Retype every line of the data below with no changes.

# Start of MATERIALS PROVIDED

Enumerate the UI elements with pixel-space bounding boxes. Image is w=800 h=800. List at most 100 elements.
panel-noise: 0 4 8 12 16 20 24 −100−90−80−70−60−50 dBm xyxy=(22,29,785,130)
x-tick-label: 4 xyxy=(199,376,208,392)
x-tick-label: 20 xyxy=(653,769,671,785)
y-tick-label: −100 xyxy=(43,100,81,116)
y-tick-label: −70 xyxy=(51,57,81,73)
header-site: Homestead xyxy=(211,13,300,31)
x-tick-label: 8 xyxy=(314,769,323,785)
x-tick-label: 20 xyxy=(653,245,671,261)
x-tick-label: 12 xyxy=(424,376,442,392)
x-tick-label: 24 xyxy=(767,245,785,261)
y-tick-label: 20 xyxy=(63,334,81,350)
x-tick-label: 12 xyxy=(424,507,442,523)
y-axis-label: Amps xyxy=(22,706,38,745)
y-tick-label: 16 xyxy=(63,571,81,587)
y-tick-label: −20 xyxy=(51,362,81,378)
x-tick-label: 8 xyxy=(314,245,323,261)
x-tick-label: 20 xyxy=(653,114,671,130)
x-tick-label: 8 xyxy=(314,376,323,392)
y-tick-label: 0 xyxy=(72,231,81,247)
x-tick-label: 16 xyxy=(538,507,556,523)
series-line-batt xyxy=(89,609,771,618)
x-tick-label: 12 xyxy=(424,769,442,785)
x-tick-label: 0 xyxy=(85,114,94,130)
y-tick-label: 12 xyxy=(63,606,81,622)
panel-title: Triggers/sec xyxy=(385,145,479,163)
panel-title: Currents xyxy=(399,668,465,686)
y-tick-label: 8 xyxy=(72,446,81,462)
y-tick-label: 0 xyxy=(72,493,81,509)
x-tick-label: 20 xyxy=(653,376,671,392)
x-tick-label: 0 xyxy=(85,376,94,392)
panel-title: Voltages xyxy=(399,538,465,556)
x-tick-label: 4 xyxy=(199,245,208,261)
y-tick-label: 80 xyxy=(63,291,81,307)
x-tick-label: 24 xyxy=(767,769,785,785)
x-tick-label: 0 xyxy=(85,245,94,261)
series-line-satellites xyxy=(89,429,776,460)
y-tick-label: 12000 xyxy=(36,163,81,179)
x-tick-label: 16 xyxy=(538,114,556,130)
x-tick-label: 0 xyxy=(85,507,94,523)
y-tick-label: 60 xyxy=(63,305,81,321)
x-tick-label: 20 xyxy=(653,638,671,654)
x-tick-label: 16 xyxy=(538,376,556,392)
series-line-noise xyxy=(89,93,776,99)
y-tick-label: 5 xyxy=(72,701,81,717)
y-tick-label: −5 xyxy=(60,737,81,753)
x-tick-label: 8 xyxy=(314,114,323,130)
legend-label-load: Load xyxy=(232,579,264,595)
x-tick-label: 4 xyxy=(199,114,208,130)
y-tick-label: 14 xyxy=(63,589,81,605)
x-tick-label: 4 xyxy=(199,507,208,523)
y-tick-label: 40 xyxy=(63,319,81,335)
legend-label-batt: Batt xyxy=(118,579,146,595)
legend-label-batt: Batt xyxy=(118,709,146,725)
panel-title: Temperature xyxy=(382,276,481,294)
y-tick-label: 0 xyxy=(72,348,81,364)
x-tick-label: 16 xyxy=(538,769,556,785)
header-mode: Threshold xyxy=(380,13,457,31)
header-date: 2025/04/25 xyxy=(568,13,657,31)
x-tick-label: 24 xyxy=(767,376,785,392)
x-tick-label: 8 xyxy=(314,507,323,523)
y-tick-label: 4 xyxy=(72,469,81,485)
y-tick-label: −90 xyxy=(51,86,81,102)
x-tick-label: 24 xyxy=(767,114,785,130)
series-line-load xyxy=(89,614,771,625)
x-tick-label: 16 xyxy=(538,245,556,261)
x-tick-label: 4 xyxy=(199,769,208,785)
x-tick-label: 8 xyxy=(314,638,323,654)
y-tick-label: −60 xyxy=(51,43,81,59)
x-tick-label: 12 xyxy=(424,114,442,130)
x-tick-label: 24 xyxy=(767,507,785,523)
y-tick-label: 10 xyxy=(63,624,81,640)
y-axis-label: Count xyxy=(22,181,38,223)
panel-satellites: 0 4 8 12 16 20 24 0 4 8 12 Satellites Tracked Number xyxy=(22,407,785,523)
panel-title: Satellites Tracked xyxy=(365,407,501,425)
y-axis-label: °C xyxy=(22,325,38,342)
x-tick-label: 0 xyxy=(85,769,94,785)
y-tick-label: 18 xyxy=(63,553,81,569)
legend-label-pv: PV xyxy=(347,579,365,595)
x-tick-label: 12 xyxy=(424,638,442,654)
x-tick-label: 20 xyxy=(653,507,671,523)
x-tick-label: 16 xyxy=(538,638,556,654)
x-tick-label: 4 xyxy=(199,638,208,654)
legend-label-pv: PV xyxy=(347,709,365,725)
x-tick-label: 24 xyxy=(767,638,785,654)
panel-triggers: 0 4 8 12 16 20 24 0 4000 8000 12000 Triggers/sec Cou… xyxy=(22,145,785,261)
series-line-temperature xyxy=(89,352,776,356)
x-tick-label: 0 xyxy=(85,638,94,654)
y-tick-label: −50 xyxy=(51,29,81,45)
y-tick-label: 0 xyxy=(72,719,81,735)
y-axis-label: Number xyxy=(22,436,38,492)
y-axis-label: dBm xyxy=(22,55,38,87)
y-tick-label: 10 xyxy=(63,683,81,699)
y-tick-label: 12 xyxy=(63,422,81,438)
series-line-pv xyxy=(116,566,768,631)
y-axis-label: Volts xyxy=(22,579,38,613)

# End of MATERIALS PROVIDED

EXERCISE SOLUTION
Enumerate the UI elements with pixel-space bounding boxes. Image is w=800 h=800. List at most 100 elements.
panel-noise: 0 4 8 12 16 20 24 −100−90−80−70−60−50 dBm xyxy=(22,29,785,130)
x-tick-label: 4 xyxy=(199,376,208,392)
x-tick-label: 20 xyxy=(653,769,671,785)
y-tick-label: −100 xyxy=(43,100,81,116)
y-tick-label: −70 xyxy=(51,57,81,73)
header-site: Homestead xyxy=(211,13,300,31)
x-tick-label: 8 xyxy=(314,769,323,785)
x-tick-label: 20 xyxy=(653,245,671,261)
x-tick-label: 12 xyxy=(424,376,442,392)
x-tick-label: 24 xyxy=(767,245,785,261)
y-tick-label: 20 xyxy=(63,334,81,350)
x-tick-label: 12 xyxy=(424,507,442,523)
y-axis-label: Amps xyxy=(22,706,38,745)
y-tick-label: 16 xyxy=(63,571,81,587)
y-tick-label: −20 xyxy=(51,362,81,378)
x-tick-label: 8 xyxy=(314,245,323,261)
x-tick-label: 20 xyxy=(653,114,671,130)
x-tick-label: 8 xyxy=(314,376,323,392)
y-tick-label: 0 xyxy=(72,231,81,247)
x-tick-label: 16 xyxy=(538,507,556,523)
series-line-batt xyxy=(89,609,771,618)
x-tick-label: 12 xyxy=(424,769,442,785)
x-tick-label: 0 xyxy=(85,114,94,130)
y-tick-label: 12 xyxy=(63,606,81,622)
panel-title: Triggers/sec xyxy=(385,145,479,163)
panel-title: Currents xyxy=(399,668,465,686)
y-tick-label: 8 xyxy=(72,446,81,462)
y-tick-label: 0 xyxy=(72,493,81,509)
x-tick-label: 20 xyxy=(653,376,671,392)
x-tick-label: 0 xyxy=(85,376,94,392)
panel-title: Voltages xyxy=(399,538,465,556)
x-tick-label: 4 xyxy=(199,245,208,261)
y-tick-label: 80 xyxy=(63,291,81,307)
x-tick-label: 24 xyxy=(767,769,785,785)
x-tick-label: 0 xyxy=(85,245,94,261)
series-line-satellites xyxy=(89,429,776,460)
y-tick-label: 12000 xyxy=(36,163,81,179)
x-tick-label: 16 xyxy=(538,114,556,130)
x-tick-label: 0 xyxy=(85,507,94,523)
y-tick-label: 60 xyxy=(63,305,81,321)
x-tick-label: 20 xyxy=(653,638,671,654)
x-tick-label: 16 xyxy=(538,376,556,392)
series-line-noise xyxy=(89,93,776,99)
y-tick-label: 5 xyxy=(72,701,81,717)
y-tick-label: −5 xyxy=(60,737,81,753)
x-tick-label: 8 xyxy=(314,114,323,130)
legend-label-load: Load xyxy=(232,579,264,595)
x-tick-label: 4 xyxy=(199,114,208,130)
y-tick-label: 14 xyxy=(63,589,81,605)
x-tick-label: 4 xyxy=(199,507,208,523)
y-tick-label: 40 xyxy=(63,319,81,335)
legend-label-batt: Batt xyxy=(118,579,146,595)
legend-label-batt: Batt xyxy=(118,709,146,725)
panel-title: Temperature xyxy=(382,276,481,294)
y-tick-label: 0 xyxy=(72,348,81,364)
x-tick-label: 16 xyxy=(538,769,556,785)
header-mode: Threshold xyxy=(380,13,457,31)
header-date: 2025/04/25 xyxy=(568,13,657,31)
x-tick-label: 24 xyxy=(767,376,785,392)
x-tick-label: 8 xyxy=(314,507,323,523)
y-tick-label: 4 xyxy=(72,469,81,485)
y-tick-label: −90 xyxy=(51,86,81,102)
x-tick-label: 24 xyxy=(767,114,785,130)
series-line-load xyxy=(89,614,771,625)
x-tick-label: 16 xyxy=(538,245,556,261)
x-tick-label: 4 xyxy=(199,769,208,785)
x-tick-label: 8 xyxy=(314,638,323,654)
y-tick-label: −60 xyxy=(51,43,81,59)
x-tick-label: 12 xyxy=(424,114,442,130)
x-tick-label: 24 xyxy=(767,507,785,523)
y-tick-label: 10 xyxy=(63,624,81,640)
y-axis-label: Count xyxy=(22,181,38,223)
panel-satellites: 0 4 8 12 16 20 24 0 4 8 12 Satellites Tracked Number xyxy=(22,407,785,523)
panel-title: Satellites Tracked xyxy=(365,407,501,425)
y-axis-label: °C xyxy=(22,325,38,342)
x-tick-label: 0 xyxy=(85,769,94,785)
y-tick-label: 18 xyxy=(63,553,81,569)
legend-label-pv: PV xyxy=(347,579,365,595)
x-tick-label: 12 xyxy=(424,638,442,654)
x-tick-label: 20 xyxy=(653,507,671,523)
x-tick-label: 16 xyxy=(538,638,556,654)
x-tick-label: 4 xyxy=(199,638,208,654)
legend-label-pv: PV xyxy=(347,709,365,725)
x-tick-label: 24 xyxy=(767,638,785,654)
panel-triggers: 0 4 8 12 16 20 24 0 4000 8000 12000 Triggers/sec Cou… xyxy=(22,145,785,261)
series-line-temperature xyxy=(89,352,776,356)
x-tick-label: 0 xyxy=(85,638,94,654)
y-tick-label: −50 xyxy=(51,29,81,45)
y-tick-label: 0 xyxy=(72,719,81,735)
y-axis-label: Number xyxy=(22,436,38,492)
y-axis-label: dBm xyxy=(22,55,38,87)
y-tick-label: 10 xyxy=(63,683,81,699)
y-tick-label: 12 xyxy=(63,422,81,438)
series-line-pv xyxy=(116,566,768,631)
y-axis-label: Volts xyxy=(22,579,38,613)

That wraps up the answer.